* THE RECORDS *
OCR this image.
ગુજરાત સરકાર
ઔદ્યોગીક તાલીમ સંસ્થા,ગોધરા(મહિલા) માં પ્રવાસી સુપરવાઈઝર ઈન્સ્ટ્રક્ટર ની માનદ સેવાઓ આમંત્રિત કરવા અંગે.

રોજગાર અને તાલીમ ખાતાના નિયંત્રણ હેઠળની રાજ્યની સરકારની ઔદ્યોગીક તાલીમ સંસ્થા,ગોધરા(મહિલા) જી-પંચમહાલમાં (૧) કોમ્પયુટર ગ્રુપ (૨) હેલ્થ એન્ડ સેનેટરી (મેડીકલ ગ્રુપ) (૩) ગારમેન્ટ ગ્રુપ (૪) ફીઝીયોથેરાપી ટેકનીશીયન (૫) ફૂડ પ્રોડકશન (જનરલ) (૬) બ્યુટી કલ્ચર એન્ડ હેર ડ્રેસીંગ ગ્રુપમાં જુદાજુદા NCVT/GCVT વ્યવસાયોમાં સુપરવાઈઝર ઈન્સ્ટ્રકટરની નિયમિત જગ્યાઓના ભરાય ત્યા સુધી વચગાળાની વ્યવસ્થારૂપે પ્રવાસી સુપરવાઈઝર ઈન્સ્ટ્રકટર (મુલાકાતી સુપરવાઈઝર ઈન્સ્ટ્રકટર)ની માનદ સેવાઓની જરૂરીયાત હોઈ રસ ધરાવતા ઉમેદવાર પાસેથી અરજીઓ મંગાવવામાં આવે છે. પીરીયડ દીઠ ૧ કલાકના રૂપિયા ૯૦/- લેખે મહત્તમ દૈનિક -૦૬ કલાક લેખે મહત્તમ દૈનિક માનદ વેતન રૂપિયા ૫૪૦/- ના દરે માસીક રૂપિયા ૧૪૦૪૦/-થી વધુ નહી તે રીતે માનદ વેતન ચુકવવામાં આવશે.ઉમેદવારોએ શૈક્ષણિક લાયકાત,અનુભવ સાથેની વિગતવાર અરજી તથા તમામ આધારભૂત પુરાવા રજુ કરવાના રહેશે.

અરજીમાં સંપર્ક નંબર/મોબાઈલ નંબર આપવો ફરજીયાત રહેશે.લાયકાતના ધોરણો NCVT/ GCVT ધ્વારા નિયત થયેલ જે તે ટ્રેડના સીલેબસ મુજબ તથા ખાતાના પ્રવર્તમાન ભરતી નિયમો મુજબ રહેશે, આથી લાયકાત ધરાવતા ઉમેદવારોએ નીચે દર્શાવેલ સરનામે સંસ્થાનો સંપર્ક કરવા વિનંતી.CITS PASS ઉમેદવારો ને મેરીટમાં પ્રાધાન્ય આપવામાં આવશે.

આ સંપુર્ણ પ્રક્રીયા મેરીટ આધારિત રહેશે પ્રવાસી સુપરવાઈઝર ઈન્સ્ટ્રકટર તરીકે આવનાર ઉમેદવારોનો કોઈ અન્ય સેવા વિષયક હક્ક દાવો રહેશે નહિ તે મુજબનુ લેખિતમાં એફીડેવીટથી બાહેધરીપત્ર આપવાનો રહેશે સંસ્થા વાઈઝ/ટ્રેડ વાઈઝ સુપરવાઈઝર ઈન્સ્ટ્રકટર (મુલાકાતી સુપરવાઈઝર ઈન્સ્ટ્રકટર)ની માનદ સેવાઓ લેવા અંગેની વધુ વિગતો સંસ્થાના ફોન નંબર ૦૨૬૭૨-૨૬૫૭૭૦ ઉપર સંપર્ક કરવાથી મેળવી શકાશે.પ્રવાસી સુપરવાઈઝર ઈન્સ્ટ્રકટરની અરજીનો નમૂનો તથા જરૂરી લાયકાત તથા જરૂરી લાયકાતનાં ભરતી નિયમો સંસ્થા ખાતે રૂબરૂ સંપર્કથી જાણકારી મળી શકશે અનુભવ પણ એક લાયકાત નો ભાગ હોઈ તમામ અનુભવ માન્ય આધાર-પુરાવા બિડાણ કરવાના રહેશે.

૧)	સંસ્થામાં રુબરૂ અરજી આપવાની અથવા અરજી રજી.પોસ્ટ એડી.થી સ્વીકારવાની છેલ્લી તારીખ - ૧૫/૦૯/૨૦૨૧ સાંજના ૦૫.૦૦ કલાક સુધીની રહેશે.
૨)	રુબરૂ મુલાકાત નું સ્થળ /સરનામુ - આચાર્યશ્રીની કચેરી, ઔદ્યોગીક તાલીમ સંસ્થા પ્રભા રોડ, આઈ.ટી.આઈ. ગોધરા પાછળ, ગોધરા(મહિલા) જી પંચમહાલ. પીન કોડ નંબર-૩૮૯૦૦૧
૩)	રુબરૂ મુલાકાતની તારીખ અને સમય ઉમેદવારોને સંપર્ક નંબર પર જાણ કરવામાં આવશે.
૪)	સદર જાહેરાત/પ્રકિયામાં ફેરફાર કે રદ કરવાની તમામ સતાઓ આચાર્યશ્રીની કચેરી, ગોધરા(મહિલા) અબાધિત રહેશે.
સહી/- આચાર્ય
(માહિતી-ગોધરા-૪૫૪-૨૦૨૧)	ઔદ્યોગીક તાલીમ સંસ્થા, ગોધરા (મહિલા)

* GIVEN PROBLEM *
Reproduce all of the records exactly.

* EXPECTED ANSWER *
OCR this image.
ગુજરાત સરકાર
ઔદ્યોગીક તાલીમ સંસ્થા,ગોધરા(મહિલા) માં પ્રવાસી સુપરવાઈઝર ઈન્સ્ટ્રક્ટર ની માનદ સેવાઓ આમંત્રિત કરવા અંગે.

રોજગાર અને તાલીમ ખાતાના નિયંત્રણ હેઠળની રાજ્યની સરકારની ઔદ્યોગીક તાલીમ સંસ્થા,ગોધરા(મહિલા) જી-પંચમહાલમાં (૧) કોમ્પયુટર ગ્રુપ (૨) હેલ્થ એન્ડ સેનેટરી (મેડીકલ ગ્રુપ) (૩) ગારમેન્ટ ગ્રુપ (૪) ફીઝીયોથેરાપી ટેકનીશીયન (૫) ફૂડ પ્રોડકશન (જનરલ) (૬) બ્યુટી કલ્ચર એન્ડ હેર ડ્રેસીંગ ગ્રુપમાં જુદાજુદા NCVT/GCVT વ્યવસાયોમાં સુપરવાઈઝર ઈન્સ્ટ્રકટરની નિયમિત જગ્યાઓના ભરાય ત્યા સુધી વચગાળાની વ્યવસ્થારૂપે પ્રવાસી સુપરવાઈઝર ઈન્સ્ટ્રકટર (મુલાકાતી સુપરવાઈઝર ઈન્સ્ટ્રકટર)ની માનદ સેવાઓની જરૂરીયાત હોઈ રસ ધરાવતા ઉમેદવાર પાસેથી અરજીઓ મંગાવવામાં આવે છે. પીરીયડ દીઠ ૧ કલાકના રૂપિયા ૯૦/- લેખે મહત્તમ દૈનિક -૦૬ કલાક લેખે મહત્તમ દૈનિક માનદ વેતન રૂપિયા ૫૪૦/- ના દરે માસીક રૂપિયા ૧૪૦૪૦/-થી વધુ નહી તે રીતે માનદ વેતન ચુકવવામાં આવશે.ઉમેદવારોએ શૈક્ષણિક લાયકાત,અનુભવ સાથેની વિગતવાર અરજી તથા તમામ આધારભૂત પુરાવા રજુ કરવાના રહેશે.

અરજીમાં સંપર્ક નંબર/મોબાઈલ નંબર આપવો ફરજીયાત રહેશે.લાયકાતના ધોરણો NCVT/ GCVT ધ્વારા નિયત થયેલ જે તે ટ્રેડના સીલેબસ મુજબ તથા ખાતાના પ્રવર્તમાન ભરતી નિયમો મુજબ રહેશે, આથી લાયકાત ધરાવતા ઉમેદવારોએ નીચે દર્શાવેલ સરનામે સંસ્થાનો સંપર્ક કરવા વિનંતી.CITS PASS ઉમેદવારો ને મેરીટમાં પ્રાધાન્ય આપવામાં આવશે.

આ સંપુર્ણ પ્રક્રીયા મેરીટ આધારિત રહેશે પ્રવાસી સુપરવાઈઝર ઈન્સ્ટ્રકટર તરીકે આવનાર ઉમેદવારોનો કોઈ અન્ય સેવા વિષયક હક્ક દાવો રહેશે નહિ તે મુજબનુ લેખિતમાં એફીડેવીટથી બાહેધરીપત્ર આપવાનો રહેશે સંસ્થા વાઈઝ/ટ્રેડ વાઈઝ સુપરવાઈઝર ઈન્સ્ટ્રકટર (મુલાકાતી સુપરવાઈઝર ઈન્સ્ટ્રકટર)ની માનદ સેવાઓ લેવા અંગેની વધુ વિગતો સંસ્થાના ફોન નંબર ૦૨૬૭૨-૨૬૫૭૭૦ ઉપર સંપર્ક કરવાથી મેળવી શકાશે.પ્રવાસી સુપરવાઈઝર ઈન્સ્ટ્રકટરની અરજીનો નમૂનો તથા જરૂરી લાયકાત તથા જરૂરી લાયકાતનાં ભરતી નિયમો સંસ્થા ખાતે રૂબરૂ સંપર્કથી જાણકારી મળી શકશે અનુભવ પણ એક લાયકાત નો ભાગ હોઈ તમામ અનુભવ માન્ય આધાર-પુરાવા બિડાણ કરવાના રહેશે.

૧)	સંસ્થામાં રુબરૂ અરજી આપવાની અથવા અરજી રજી.પોસ્ટ એડી.થી સ્વીકારવાની છેલ્લી તારીખ - ૧૫/૦૯/૨૦૨૧ સાંજના ૦૫.૦૦ કલાક સુધીની રહેશે.
૨)	રુબરૂ મુલાકાત નું સ્થળ /સરનામુ - આચાર્યશ્રીની કચેરી, ઔદ્યોગીક તાલીમ સંસ્થા પ્રભા રોડ, આઈ.ટી.આઈ. ગોધરા પાછળ, ગોધરા(મહિલા) જી પંચમહાલ. પીન કોડ નંબર-૩૮૯૦૦૧
૩)	રુબરૂ મુલાકાતની તારીખ અને સમય ઉમેદવારોને સંપર્ક નંબર પર જાણ કરવામાં આવશે.
૪)	સદર જાહેરાત/પ્રકિયામાં ફેરફાર કે રદ કરવાની તમામ સતાઓ આચાર્યશ્રીની કચેરી, ગોધરા(મહિલા) અબાધિત રહેશે.
સહી/- આચાર્ય
(માહિતી-ગોધરા-૪૫૪-૨૦૨૧)	ઔદ્યોગીક તાલીમ સંસ્થા, ગોધરા (મહિલા)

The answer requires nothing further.